## TASK DIRECTIONS
Print all of the data exactly as written.

::: DATASET RECORDS

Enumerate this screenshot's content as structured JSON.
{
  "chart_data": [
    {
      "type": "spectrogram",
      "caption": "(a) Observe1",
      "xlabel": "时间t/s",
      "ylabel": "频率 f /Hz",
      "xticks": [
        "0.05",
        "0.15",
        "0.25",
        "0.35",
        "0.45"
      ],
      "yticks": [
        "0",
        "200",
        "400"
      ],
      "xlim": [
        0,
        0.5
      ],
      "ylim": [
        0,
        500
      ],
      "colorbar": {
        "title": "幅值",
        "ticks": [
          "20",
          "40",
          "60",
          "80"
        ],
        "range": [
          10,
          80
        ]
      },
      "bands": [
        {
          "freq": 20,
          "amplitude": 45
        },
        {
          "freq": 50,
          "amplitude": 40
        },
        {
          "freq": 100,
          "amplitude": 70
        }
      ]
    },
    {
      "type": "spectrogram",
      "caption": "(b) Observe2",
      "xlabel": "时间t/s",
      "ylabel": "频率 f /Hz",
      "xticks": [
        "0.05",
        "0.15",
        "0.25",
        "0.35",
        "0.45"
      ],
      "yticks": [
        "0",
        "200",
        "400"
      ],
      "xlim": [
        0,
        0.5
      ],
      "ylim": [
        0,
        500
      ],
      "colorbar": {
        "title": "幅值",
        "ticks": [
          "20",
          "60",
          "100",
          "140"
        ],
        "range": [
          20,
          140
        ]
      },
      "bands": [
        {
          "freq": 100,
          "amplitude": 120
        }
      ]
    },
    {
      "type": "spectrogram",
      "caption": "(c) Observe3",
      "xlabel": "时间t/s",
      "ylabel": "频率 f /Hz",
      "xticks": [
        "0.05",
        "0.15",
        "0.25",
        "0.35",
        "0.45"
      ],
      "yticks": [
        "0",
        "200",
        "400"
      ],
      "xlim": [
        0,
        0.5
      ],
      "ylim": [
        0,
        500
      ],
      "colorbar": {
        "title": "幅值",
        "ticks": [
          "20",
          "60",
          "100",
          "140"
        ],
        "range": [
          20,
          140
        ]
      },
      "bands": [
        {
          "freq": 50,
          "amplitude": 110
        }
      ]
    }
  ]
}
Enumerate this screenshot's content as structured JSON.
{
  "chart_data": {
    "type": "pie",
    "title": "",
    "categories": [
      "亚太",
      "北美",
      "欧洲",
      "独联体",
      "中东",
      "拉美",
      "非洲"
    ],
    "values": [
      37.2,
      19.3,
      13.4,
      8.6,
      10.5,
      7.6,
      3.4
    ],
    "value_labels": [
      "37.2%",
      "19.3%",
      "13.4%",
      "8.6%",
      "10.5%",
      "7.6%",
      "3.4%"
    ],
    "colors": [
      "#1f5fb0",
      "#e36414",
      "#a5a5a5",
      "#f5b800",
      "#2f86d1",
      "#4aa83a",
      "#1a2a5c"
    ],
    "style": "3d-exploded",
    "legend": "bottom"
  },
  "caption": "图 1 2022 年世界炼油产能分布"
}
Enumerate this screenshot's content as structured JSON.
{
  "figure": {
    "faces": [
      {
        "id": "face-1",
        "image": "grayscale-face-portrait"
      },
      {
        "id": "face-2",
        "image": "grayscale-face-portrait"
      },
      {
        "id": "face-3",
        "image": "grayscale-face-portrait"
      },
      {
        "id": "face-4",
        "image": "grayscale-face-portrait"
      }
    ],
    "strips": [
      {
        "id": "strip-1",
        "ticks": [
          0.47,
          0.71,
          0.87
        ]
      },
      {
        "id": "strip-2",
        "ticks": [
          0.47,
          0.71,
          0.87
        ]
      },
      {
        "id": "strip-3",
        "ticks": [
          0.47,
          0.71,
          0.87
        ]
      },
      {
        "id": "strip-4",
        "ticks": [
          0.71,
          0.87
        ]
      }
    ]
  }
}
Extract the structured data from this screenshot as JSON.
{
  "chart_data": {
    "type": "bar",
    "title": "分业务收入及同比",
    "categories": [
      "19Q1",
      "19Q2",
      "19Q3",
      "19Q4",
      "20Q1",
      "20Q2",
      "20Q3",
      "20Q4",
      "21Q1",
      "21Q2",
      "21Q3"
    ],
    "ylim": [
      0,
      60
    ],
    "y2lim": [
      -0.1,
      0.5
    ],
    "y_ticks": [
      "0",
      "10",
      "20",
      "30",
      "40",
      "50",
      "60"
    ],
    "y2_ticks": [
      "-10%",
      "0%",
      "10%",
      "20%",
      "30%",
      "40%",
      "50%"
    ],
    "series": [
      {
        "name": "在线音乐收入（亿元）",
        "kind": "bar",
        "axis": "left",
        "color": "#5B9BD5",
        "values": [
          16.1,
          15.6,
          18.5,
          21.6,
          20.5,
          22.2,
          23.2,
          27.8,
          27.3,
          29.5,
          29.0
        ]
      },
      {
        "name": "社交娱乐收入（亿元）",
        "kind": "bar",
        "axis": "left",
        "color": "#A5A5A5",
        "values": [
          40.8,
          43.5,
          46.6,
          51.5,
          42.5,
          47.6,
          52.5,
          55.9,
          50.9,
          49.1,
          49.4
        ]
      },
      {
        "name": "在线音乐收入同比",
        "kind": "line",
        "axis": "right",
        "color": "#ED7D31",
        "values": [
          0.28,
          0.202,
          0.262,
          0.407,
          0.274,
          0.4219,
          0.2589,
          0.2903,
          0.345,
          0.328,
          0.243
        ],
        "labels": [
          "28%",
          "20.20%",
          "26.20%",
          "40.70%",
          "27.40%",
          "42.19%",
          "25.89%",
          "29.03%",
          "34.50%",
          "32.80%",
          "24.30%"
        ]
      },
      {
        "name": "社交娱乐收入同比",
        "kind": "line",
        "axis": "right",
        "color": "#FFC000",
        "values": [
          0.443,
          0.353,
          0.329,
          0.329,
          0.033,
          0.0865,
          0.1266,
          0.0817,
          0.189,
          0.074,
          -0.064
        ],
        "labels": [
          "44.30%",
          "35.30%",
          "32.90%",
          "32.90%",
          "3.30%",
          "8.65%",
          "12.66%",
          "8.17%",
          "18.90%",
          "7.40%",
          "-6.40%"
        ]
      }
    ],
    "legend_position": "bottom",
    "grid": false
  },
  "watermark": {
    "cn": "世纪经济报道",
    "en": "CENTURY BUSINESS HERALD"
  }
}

::::::

## EXERCISE OUTPUT
Enumerate this screenshot's content as structured JSON.
{
  "chart_data": [
    {
      "type": "spectrogram",
      "caption": "(a) Observe1",
      "xlabel": "时间t/s",
      "ylabel": "频率 f /Hz",
      "xticks": [
        "0.05",
        "0.15",
        "0.25",
        "0.35",
        "0.45"
      ],
      "yticks": [
        "0",
        "200",
        "400"
      ],
      "xlim": [
        0,
        0.5
      ],
      "ylim": [
        0,
        500
      ],
      "colorbar": {
        "title": "幅值",
        "ticks": [
          "20",
          "40",
          "60",
          "80"
        ],
        "range": [
          10,
          80
        ]
      },
      "bands": [
        {
          "freq": 20,
          "amplitude": 45
        },
        {
          "freq": 50,
          "amplitude": 40
        },
        {
          "freq": 100,
          "amplitude": 70
        }
      ]
    },
    {
      "type": "spectrogram",
      "caption": "(b) Observe2",
      "xlabel": "时间t/s",
      "ylabel": "频率 f /Hz",
      "xticks": [
        "0.05",
        "0.15",
        "0.25",
        "0.35",
        "0.45"
      ],
      "yticks": [
        "0",
        "200",
        "400"
      ],
      "xlim": [
        0,
        0.5
      ],
      "ylim": [
        0,
        500
      ],
      "colorbar": {
        "title": "幅值",
        "ticks": [
          "20",
          "60",
          "100",
          "140"
        ],
        "range": [
          20,
          140
        ]
      },
      "bands": [
        {
          "freq": 100,
          "amplitude": 120
        }
      ]
    },
    {
      "type": "spectrogram",
      "caption": "(c) Observe3",
      "xlabel": "时间t/s",
      "ylabel": "频率 f /Hz",
      "xticks": [
        "0.05",
        "0.15",
        "0.25",
        "0.35",
        "0.45"
      ],
      "yticks": [
        "0",
        "200",
        "400"
      ],
      "xlim": [
        0,
        0.5
      ],
      "ylim": [
        0,
        500
      ],
      "colorbar": {
        "title": "幅值",
        "ticks": [
          "20",
          "60",
          "100",
          "140"
        ],
        "range": [
          20,
          140
        ]
      },
      "bands": [
        {
          "freq": 50,
          "amplitude": 110
        }
      ]
    }
  ]
}
Enumerate this screenshot's content as structured JSON.
{
  "chart_data": {
    "type": "pie",
    "title": "",
    "categories": [
      "亚太",
      "北美",
      "欧洲",
      "独联体",
      "中东",
      "拉美",
      "非洲"
    ],
    "values": [
      37.2,
      19.3,
      13.4,
      8.6,
      10.5,
      7.6,
      3.4
    ],
    "value_labels": [
      "37.2%",
      "19.3%",
      "13.4%",
      "8.6%",
      "10.5%",
      "7.6%",
      "3.4%"
    ],
    "colors": [
      "#1f5fb0",
      "#e36414",
      "#a5a5a5",
      "#f5b800",
      "#2f86d1",
      "#4aa83a",
      "#1a2a5c"
    ],
    "style": "3d-exploded",
    "legend": "bottom"
  },
  "caption": "图 1 2022 年世界炼油产能分布"
}
Enumerate this screenshot's content as structured JSON.
{
  "figure": {
    "faces": [
      {
        "id": "face-1",
        "image": "grayscale-face-portrait"
      },
      {
        "id": "face-2",
        "image": "grayscale-face-portrait"
      },
      {
        "id": "face-3",
        "image": "grayscale-face-portrait"
      },
      {
        "id": "face-4",
        "image": "grayscale-face-portrait"
      }
    ],
    "strips": [
      {
        "id": "strip-1",
        "ticks": [
          0.47,
          0.71,
          0.87
        ]
      },
      {
        "id": "strip-2",
        "ticks": [
          0.47,
          0.71,
          0.87
        ]
      },
      {
        "id": "strip-3",
        "ticks": [
          0.47,
          0.71,
          0.87
        ]
      },
      {
        "id": "strip-4",
        "ticks": [
          0.71,
          0.87
        ]
      }
    ]
  }
}
Extract the structured data from this screenshot as JSON.
{
  "chart_data": {
    "type": "bar",
    "title": "分业务收入及同比",
    "categories": [
      "19Q1",
      "19Q2",
      "19Q3",
      "19Q4",
      "20Q1",
      "20Q2",
      "20Q3",
      "20Q4",
      "21Q1",
      "21Q2",
      "21Q3"
    ],
    "ylim": [
      0,
      60
    ],
    "y2lim": [
      -0.1,
      0.5
    ],
    "y_ticks": [
      "0",
      "10",
      "20",
      "30",
      "40",
      "50",
      "60"
    ],
    "y2_ticks": [
      "-10%",
      "0%",
      "10%",
      "20%",
      "30%",
      "40%",
      "50%"
    ],
    "series": [
      {
        "name": "在线音乐收入（亿元）",
        "kind": "bar",
        "axis": "left",
        "color": "#5B9BD5",
        "values": [
          16.1,
          15.6,
          18.5,
          21.6,
          20.5,
          22.2,
          23.2,
          27.8,
          27.3,
          29.5,
          29.0
        ]
      },
      {
        "name": "社交娱乐收入（亿元）",
        "kind": "bar",
        "axis": "left",
        "color": "#A5A5A5",
        "values": [
          40.8,
          43.5,
          46.6,
          51.5,
          42.5,
          47.6,
          52.5,
          55.9,
          50.9,
          49.1,
          49.4
        ]
      },
      {
        "name": "在线音乐收入同比",
        "kind": "line",
        "axis": "right",
        "color": "#ED7D31",
        "values": [
          0.28,
          0.202,
          0.262,
          0.407,
          0.274,
          0.4219,
          0.2589,
          0.2903,
          0.345,
          0.328,
          0.243
        ],
        "labels": [
          "28%",
          "20.20%",
          "26.20%",
          "40.70%",
          "27.40%",
          "42.19%",
          "25.89%",
          "29.03%",
          "34.50%",
          "32.80%",
          "24.30%"
        ]
      },
      {
        "name": "社交娱乐收入同比",
        "kind": "line",
        "axis": "right",
        "color": "#FFC000",
        "values": [
          0.443,
          0.353,
          0.329,
          0.329,
          0.033,
          0.0865,
          0.1266,
          0.0817,
          0.189,
          0.074,
          -0.064
        ],
        "labels": [
          "44.30%",
          "35.30%",
          "32.90%",
          "32.90%",
          "3.30%",
          "8.65%",
          "12.66%",
          "8.17%",
          "18.90%",
          "7.40%",
          "-6.40%"
        ]
      }
    ],
    "legend_position": "bottom",
    "grid": false
  },
  "watermark": {
    "cn": "世纪经济报道",
    "en": "CENTURY BUSINESS HERALD"
  }
}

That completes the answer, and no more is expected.